Data entries
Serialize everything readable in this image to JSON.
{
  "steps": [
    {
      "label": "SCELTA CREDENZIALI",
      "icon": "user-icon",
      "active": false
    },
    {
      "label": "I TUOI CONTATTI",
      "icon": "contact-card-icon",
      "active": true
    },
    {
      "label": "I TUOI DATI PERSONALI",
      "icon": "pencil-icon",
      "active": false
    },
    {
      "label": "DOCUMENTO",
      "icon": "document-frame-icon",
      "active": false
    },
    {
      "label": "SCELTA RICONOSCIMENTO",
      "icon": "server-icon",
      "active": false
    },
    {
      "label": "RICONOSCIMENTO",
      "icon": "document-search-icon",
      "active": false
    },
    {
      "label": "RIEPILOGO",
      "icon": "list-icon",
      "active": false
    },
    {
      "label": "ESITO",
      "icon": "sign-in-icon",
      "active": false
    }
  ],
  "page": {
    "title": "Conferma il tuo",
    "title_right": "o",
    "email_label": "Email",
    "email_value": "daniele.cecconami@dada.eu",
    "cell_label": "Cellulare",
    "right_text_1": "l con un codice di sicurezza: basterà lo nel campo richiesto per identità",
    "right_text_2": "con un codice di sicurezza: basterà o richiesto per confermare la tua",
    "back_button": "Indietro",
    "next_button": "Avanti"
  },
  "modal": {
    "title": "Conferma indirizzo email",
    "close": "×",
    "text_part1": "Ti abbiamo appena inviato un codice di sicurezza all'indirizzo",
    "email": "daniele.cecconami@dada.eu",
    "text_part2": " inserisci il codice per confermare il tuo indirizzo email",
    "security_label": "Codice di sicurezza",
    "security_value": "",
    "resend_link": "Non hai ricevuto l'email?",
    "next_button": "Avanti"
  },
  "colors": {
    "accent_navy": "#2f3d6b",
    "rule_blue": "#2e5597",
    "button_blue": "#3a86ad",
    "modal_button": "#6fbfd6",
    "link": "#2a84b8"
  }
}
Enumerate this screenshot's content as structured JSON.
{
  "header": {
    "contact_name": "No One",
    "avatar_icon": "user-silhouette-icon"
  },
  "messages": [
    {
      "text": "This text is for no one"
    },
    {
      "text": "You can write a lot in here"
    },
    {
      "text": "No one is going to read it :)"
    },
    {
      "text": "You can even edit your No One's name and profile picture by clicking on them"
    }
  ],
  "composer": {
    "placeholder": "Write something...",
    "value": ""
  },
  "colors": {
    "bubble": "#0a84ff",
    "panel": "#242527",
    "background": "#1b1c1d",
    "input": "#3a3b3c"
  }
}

Given instruction: Search the data for the string "dada". List each line that has it.

Response to the task:
    "email_value": "daniele.cecconami@dada.eu",
    "email": "daniele.cecconami@dada.eu",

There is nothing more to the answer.